---------- Data listing ----------

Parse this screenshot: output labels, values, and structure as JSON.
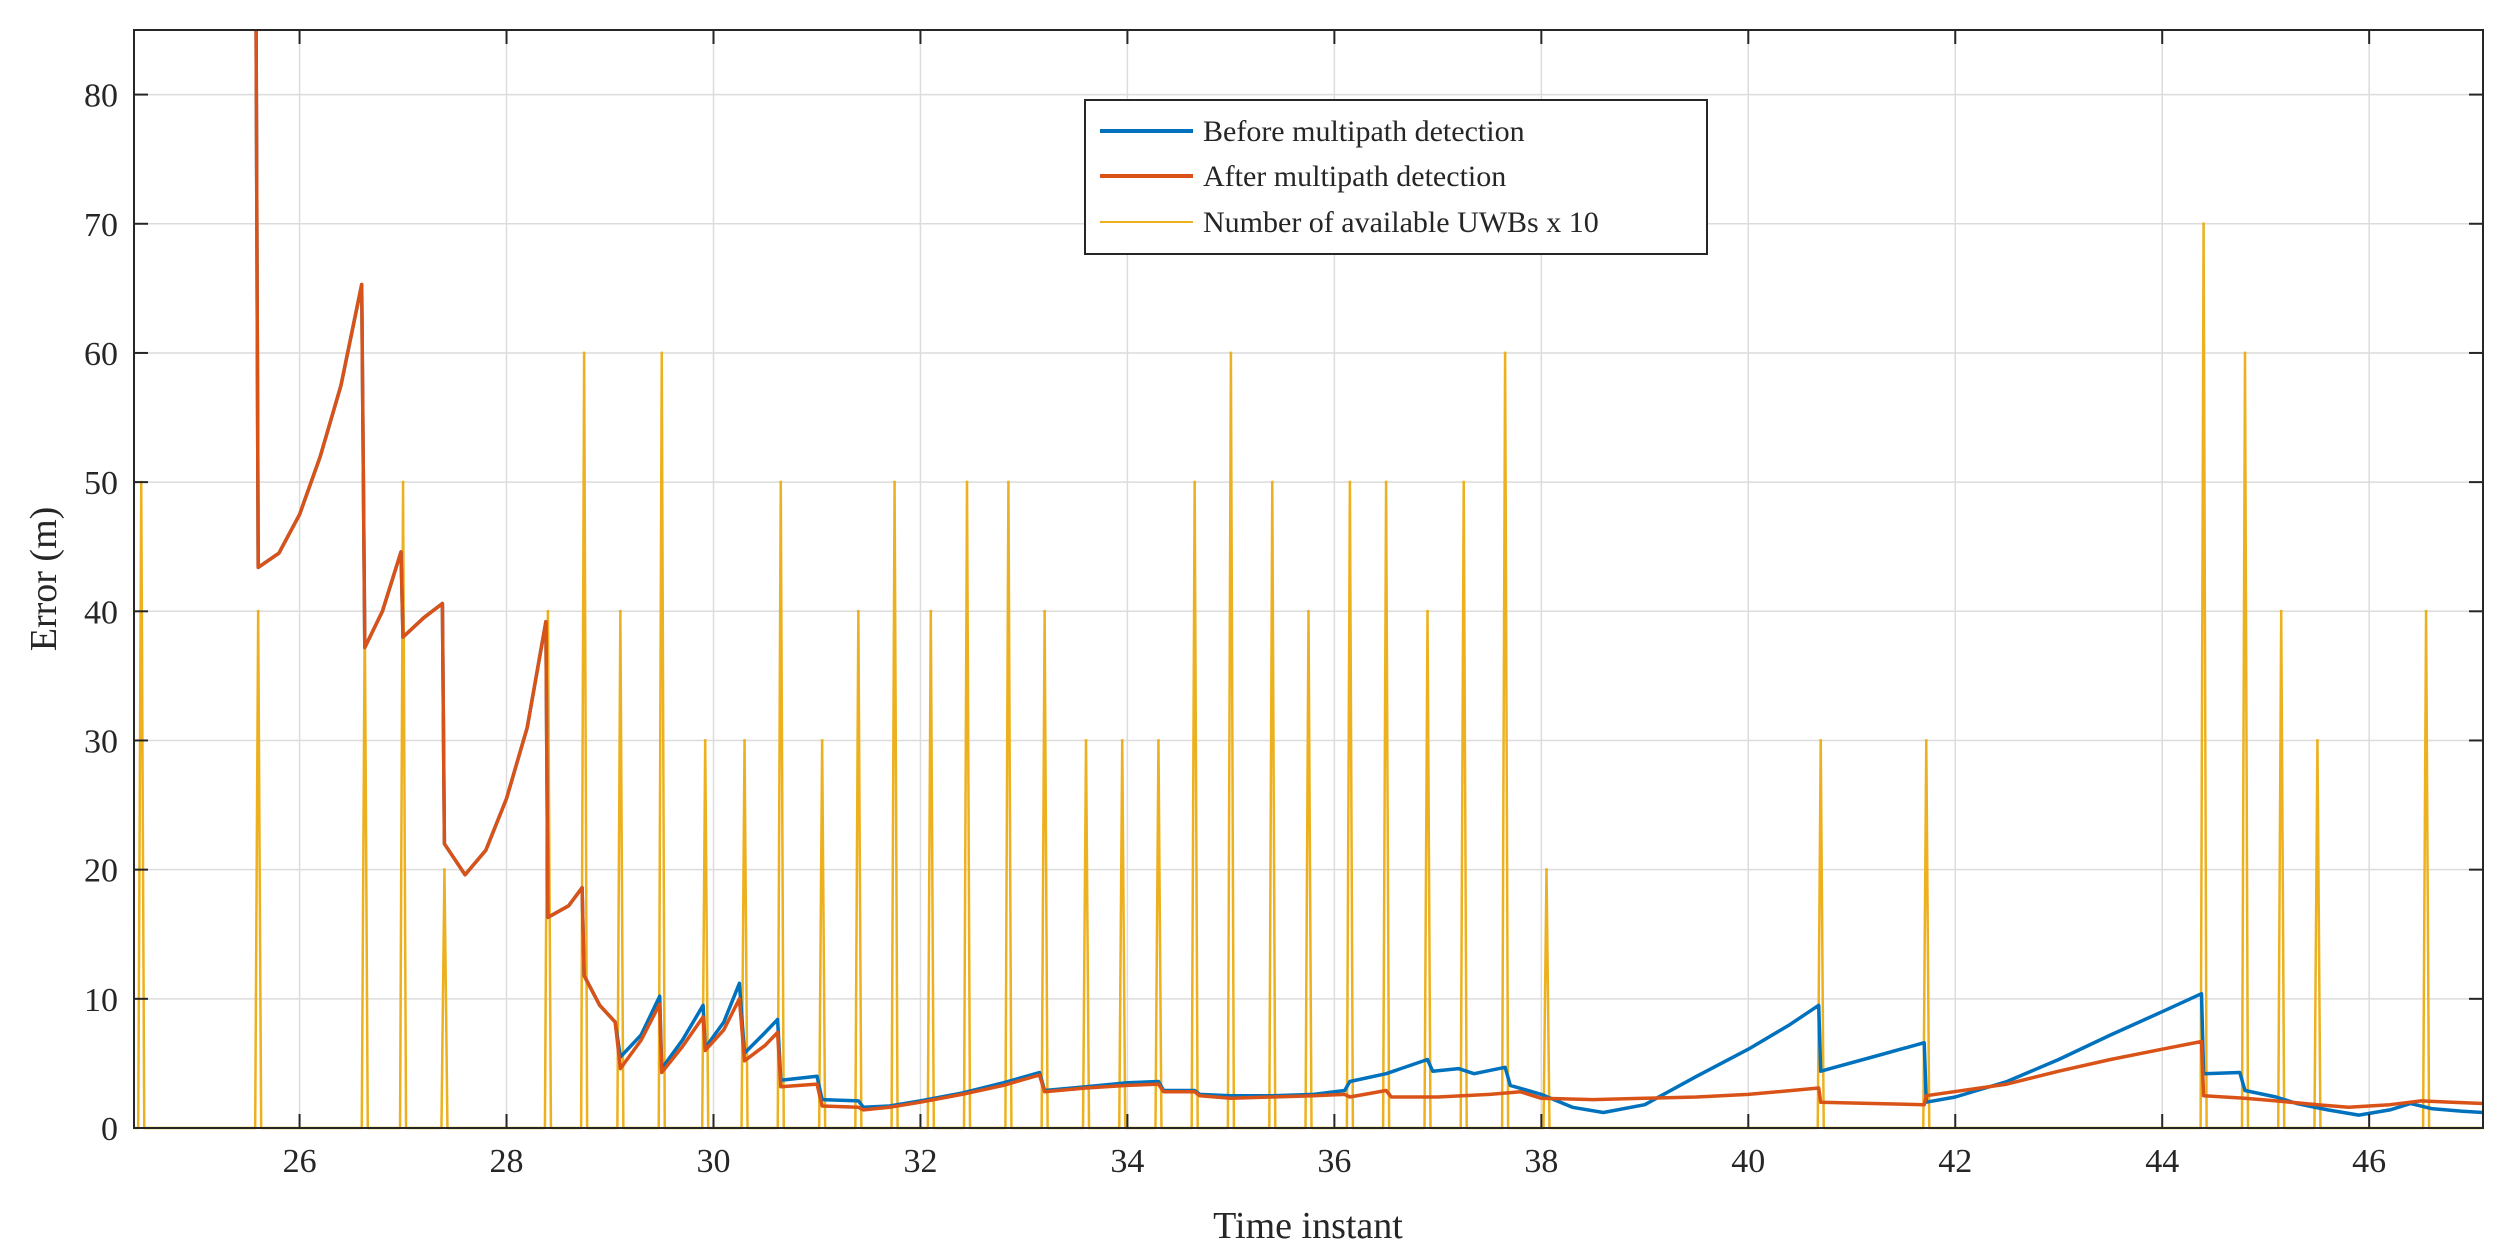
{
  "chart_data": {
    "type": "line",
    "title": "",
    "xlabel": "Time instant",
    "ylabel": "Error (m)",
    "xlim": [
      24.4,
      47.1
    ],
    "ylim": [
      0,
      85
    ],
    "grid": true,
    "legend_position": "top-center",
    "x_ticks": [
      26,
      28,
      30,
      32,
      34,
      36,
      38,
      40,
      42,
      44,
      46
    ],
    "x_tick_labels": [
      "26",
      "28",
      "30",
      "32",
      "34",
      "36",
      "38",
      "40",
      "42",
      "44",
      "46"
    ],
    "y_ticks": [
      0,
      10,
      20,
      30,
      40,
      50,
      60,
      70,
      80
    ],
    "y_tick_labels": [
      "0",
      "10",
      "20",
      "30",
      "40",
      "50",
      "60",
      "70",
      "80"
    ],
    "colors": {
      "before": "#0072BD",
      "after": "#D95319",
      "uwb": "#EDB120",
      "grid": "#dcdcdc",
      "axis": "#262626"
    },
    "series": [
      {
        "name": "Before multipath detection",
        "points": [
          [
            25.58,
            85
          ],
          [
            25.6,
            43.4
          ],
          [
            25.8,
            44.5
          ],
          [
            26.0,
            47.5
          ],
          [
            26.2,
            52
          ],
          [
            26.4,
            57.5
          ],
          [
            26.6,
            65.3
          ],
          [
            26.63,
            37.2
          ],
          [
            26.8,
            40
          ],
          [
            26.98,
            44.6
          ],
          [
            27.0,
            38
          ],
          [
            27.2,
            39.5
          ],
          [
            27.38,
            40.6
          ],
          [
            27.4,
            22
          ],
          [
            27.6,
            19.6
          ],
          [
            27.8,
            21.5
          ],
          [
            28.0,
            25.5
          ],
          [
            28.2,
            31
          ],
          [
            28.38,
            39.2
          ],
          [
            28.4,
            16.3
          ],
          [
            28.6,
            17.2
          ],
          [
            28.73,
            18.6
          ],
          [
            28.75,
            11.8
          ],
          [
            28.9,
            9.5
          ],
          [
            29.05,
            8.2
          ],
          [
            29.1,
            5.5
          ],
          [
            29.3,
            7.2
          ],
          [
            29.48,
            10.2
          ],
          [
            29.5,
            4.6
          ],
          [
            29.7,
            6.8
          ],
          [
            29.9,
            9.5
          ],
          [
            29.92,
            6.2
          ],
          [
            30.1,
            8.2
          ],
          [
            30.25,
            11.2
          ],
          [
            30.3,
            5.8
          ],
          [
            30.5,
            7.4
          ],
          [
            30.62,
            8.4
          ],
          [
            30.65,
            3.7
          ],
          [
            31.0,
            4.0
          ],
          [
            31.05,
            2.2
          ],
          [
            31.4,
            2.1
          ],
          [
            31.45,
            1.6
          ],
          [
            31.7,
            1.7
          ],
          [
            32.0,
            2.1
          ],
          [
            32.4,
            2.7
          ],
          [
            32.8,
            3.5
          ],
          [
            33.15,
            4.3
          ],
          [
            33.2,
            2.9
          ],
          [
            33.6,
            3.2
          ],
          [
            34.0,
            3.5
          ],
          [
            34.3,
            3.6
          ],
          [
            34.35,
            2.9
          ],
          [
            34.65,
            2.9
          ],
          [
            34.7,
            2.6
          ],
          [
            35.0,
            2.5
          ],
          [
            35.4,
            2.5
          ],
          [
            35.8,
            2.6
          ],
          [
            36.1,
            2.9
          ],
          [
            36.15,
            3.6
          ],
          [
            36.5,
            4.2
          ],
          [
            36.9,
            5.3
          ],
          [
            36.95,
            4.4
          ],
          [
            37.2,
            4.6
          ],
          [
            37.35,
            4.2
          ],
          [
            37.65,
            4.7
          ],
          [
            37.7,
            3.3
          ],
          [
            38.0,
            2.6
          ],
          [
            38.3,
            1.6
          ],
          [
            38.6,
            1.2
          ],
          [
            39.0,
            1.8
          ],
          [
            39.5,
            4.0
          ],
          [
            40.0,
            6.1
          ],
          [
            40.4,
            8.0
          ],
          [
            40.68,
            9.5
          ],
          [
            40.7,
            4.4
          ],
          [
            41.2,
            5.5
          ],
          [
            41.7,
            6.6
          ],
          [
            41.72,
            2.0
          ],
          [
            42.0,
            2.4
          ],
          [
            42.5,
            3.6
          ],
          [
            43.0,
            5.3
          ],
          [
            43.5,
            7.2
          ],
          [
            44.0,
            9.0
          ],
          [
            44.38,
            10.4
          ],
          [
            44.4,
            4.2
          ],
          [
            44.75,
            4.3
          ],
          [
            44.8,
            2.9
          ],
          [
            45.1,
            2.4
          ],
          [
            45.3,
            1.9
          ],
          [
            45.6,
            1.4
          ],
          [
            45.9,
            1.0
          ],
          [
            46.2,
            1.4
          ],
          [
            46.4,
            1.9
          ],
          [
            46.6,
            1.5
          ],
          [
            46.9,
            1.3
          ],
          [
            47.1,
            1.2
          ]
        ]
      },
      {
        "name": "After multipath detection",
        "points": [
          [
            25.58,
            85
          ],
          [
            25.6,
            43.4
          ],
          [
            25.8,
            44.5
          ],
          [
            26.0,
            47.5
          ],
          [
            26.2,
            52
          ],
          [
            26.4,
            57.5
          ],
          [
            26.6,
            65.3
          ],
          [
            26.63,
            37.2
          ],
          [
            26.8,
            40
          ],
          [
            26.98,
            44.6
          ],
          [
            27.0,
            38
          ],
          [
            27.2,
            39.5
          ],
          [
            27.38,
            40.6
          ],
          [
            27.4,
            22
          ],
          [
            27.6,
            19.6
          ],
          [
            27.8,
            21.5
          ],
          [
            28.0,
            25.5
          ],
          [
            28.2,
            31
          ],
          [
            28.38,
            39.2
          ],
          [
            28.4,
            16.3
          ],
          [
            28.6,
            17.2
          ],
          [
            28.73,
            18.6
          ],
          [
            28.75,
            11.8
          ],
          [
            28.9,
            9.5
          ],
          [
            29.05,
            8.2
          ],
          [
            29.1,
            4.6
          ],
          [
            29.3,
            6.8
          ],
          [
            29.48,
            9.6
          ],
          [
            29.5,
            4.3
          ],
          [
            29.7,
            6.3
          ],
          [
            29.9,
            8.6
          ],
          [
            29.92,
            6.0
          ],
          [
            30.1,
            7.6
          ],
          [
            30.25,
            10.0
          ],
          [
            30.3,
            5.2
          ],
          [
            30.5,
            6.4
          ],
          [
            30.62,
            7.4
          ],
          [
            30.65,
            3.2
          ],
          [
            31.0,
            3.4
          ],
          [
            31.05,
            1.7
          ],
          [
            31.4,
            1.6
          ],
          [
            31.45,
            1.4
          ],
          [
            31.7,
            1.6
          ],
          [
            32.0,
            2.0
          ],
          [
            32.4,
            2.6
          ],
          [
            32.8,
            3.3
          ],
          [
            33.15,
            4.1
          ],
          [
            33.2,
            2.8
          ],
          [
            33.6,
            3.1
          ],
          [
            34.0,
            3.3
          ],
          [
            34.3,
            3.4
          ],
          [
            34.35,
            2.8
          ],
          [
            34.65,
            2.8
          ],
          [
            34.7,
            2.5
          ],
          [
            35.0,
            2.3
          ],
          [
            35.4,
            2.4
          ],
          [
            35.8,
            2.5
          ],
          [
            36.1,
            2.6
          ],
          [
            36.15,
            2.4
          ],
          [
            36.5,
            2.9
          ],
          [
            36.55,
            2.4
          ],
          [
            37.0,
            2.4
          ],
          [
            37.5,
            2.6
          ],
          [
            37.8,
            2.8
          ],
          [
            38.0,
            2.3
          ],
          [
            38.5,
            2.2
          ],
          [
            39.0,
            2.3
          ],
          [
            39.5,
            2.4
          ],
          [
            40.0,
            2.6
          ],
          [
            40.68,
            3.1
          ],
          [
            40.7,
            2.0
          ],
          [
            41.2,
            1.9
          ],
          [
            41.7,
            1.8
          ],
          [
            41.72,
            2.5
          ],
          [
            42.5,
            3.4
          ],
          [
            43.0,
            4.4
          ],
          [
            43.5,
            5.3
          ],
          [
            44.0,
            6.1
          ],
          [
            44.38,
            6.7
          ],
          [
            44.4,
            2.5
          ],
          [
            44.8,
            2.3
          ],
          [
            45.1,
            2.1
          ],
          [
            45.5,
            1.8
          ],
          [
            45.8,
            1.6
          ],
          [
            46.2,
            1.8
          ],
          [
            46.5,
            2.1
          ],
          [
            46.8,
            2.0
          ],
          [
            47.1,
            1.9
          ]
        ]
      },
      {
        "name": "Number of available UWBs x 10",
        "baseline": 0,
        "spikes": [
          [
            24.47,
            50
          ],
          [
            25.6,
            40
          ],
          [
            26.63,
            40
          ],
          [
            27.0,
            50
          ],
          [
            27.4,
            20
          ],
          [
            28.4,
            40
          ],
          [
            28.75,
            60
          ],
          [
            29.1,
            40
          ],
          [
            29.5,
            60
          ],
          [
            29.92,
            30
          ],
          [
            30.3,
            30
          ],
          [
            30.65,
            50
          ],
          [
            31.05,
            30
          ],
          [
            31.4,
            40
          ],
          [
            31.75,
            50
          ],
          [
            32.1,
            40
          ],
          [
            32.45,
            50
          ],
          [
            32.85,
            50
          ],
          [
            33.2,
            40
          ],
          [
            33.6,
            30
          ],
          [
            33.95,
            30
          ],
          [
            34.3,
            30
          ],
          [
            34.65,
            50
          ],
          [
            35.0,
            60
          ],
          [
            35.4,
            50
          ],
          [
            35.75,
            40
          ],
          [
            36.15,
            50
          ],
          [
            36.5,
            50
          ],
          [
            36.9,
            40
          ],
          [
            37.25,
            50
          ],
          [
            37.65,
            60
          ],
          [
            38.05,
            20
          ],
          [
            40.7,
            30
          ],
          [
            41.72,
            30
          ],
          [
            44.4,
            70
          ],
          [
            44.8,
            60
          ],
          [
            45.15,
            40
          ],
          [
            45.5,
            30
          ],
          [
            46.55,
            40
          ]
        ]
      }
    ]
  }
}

----------
---------- Data listing ----------

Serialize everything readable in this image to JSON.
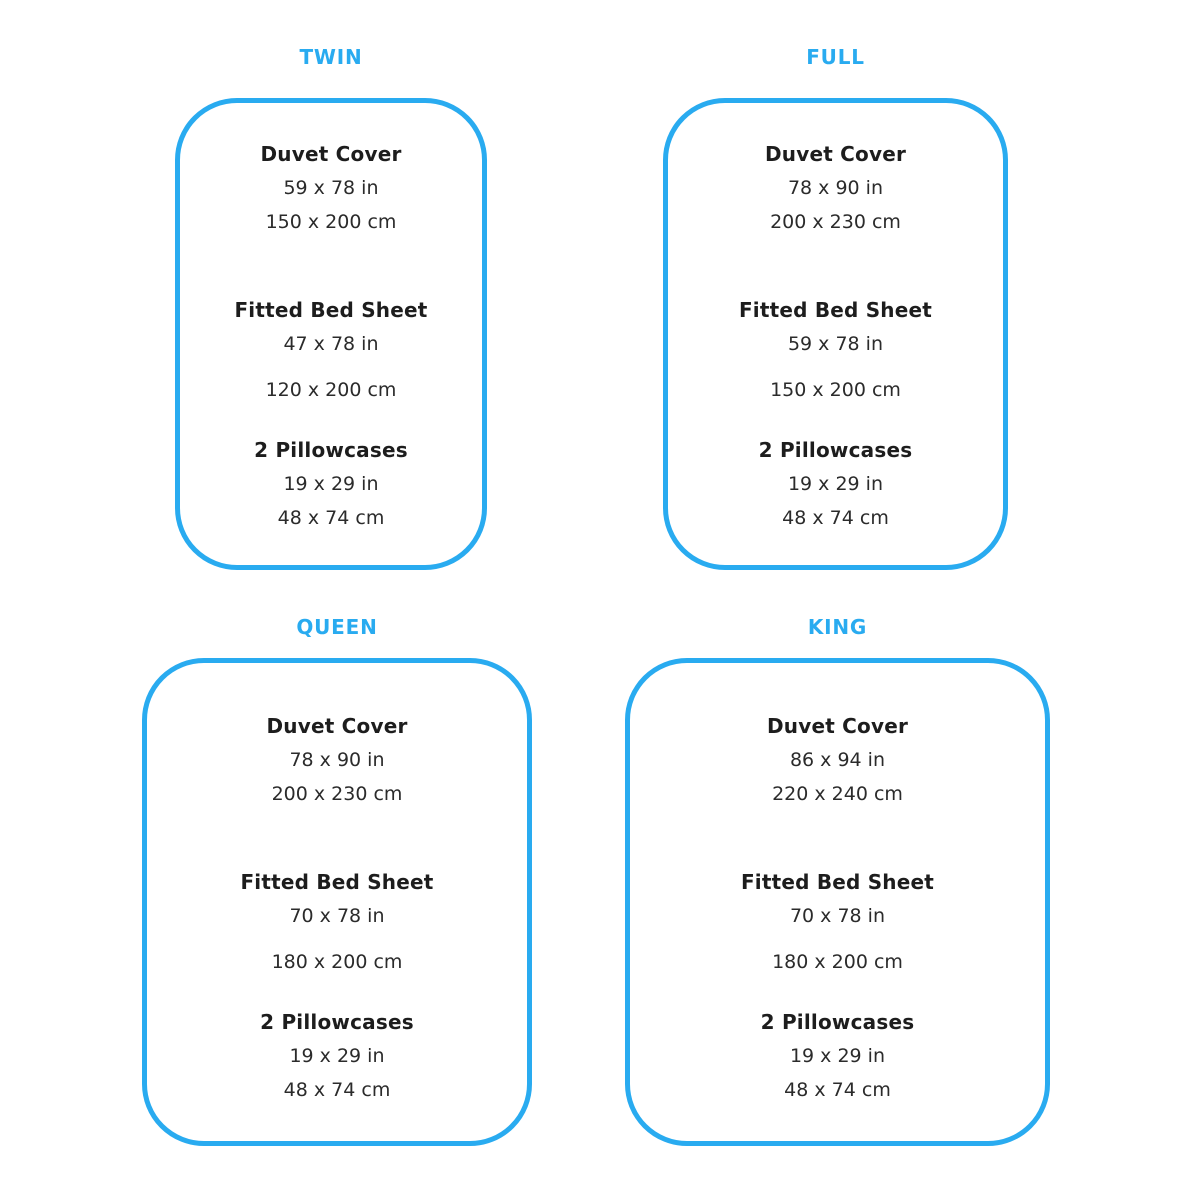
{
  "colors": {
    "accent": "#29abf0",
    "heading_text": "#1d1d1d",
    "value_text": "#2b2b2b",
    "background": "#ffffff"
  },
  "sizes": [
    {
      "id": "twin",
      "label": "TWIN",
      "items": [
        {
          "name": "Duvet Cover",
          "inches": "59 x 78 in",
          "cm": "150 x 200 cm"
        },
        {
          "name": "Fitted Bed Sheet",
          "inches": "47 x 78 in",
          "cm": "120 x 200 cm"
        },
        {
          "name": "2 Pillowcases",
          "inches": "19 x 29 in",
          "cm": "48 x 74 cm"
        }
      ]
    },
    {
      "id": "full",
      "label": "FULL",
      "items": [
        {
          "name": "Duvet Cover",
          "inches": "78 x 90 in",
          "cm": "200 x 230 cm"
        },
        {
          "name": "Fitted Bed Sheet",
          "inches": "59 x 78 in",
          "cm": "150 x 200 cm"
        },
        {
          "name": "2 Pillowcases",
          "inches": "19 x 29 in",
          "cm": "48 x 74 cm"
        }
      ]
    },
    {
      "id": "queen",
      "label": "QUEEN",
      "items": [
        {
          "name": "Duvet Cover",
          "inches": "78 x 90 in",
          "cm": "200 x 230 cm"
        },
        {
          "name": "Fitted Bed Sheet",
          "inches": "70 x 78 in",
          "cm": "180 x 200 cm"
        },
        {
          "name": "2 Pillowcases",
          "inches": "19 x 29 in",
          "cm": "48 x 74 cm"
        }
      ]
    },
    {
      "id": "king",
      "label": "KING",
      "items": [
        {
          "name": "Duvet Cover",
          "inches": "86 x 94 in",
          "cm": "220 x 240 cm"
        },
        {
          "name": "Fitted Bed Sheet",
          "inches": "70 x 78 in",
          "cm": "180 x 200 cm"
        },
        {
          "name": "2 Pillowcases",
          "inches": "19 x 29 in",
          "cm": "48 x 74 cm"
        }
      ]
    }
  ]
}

----------

What is needed:
Pull out every line of the records that includes the string "JSON".

Exercise output:
Parse this screenshot: output labels, values, and structure as JSON.
Serialize everything readable in this image to JSON.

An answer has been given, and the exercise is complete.